What this task involves:
Which lines hold the word "link"? Copy each of them.

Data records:
---

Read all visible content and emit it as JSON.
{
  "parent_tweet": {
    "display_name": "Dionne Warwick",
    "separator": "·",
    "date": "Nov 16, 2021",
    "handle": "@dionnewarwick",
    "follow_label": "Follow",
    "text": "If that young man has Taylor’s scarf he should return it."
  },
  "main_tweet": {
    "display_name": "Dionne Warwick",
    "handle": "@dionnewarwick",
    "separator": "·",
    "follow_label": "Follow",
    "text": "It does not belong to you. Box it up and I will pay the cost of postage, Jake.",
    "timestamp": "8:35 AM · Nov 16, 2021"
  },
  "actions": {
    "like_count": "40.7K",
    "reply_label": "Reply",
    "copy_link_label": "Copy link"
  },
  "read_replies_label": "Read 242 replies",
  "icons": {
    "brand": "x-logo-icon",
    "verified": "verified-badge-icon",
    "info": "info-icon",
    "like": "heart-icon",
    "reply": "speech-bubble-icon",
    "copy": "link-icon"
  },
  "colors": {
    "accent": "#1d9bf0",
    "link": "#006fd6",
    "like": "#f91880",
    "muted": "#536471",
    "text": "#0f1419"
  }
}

---

Full solution:
    "copy_link_label": "Copy link"
    "copy": "link-icon"
    "link": "#006fd6",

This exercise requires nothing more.